══ Records shown ══

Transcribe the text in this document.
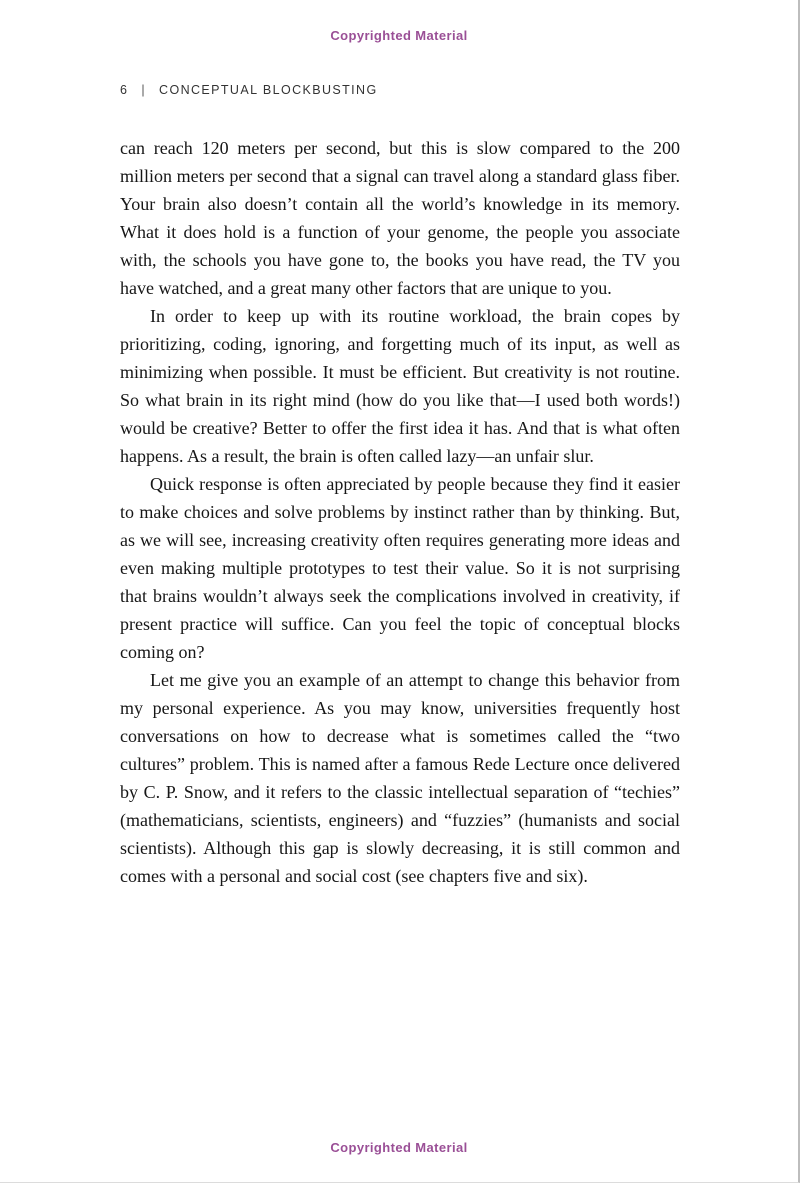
Copyrighted Material
6 | CONCEPTUAL BLOCKBUSTING

can reach 120 meters per second, but this is slow compared to the 200 million meters per second that a signal can travel along a standard glass fiber. Your brain also doesn’t contain all the world’s knowledge in its memory. What it does hold is a function of your genome, the people you associate with, the schools you have gone to, the books you have read, the TV you have watched, and a great many other factors that are unique to you.

In order to keep up with its routine workload, the brain copes by prioritizing, coding, ignoring, and forgetting much of its input, as well as minimizing when possible. It must be efficient. But creativity is not routine. So what brain in its right mind (how do you like that—I used both words!) would be creative? Better to offer the first idea it has. And that is what often happens. As a result, the brain is often called lazy—an unfair slur.

Quick response is often appreciated by people because they find it easier to make choices and solve problems by instinct rather than by thinking. But, as we will see, increasing creativity often requires generating more ideas and even making multiple prototypes to test their value. So it is not surprising that brains wouldn’t always seek the complications involved in creativity, if present practice will suffice. Can you feel the topic of conceptual blocks coming on?

Let me give you an example of an attempt to change this behavior from my personal experience. As you may know, universities frequently host conversations on how to decrease what is sometimes called the “two cultures” problem. This is named after a famous Rede Lecture once delivered by C. P. Snow, and it refers to the classic intellectual separation of “techies” (mathematicians, scientists, engineers) and “fuzzies” (humanists and social scientists). Although this gap is slowly decreasing, it is still common and comes with a personal and social cost (see chapters five and six).

Copyrighted Material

═══

=== Work task ===
Quote the records in full and exactly; skip any image.

=== Output of the exercise ===
Transcribe the text in this document.
Copyrighted Material
6 | CONCEPTUAL BLOCKBUSTING

can reach 120 meters per second, but this is slow compared to the 200 million meters per second that a signal can travel along a standard glass fiber. Your brain also doesn’t contain all the world’s knowledge in its memory. What it does hold is a function of your genome, the people you associate with, the schools you have gone to, the books you have read, the TV you have watched, and a great many other factors that are unique to you.

In order to keep up with its routine workload, the brain copes by prioritizing, coding, ignoring, and forgetting much of its input, as well as minimizing when possible. It must be efficient. But creativity is not routine. So what brain in its right mind (how do you like that—I used both words!) would be creative? Better to offer the first idea it has. And that is what often happens. As a result, the brain is often called lazy—an unfair slur.

Quick response is often appreciated by people because they find it easier to make choices and solve problems by instinct rather than by thinking. But, as we will see, increasing creativity often requires generating more ideas and even making multiple prototypes to test their value. So it is not surprising that brains wouldn’t always seek the complications involved in creativity, if present practice will suffice. Can you feel the topic of conceptual blocks coming on?

Let me give you an example of an attempt to change this behavior from my personal experience. As you may know, universities frequently host conversations on how to decrease what is sometimes called the “two cultures” problem. This is named after a famous Rede Lecture once delivered by C. P. Snow, and it refers to the classic intellectual separation of “techies” (mathematicians, scientists, engineers) and “fuzzies” (humanists and social scientists). Although this gap is slowly decreasing, it is still common and comes with a personal and social cost (see chapters five and six).

Copyrighted Material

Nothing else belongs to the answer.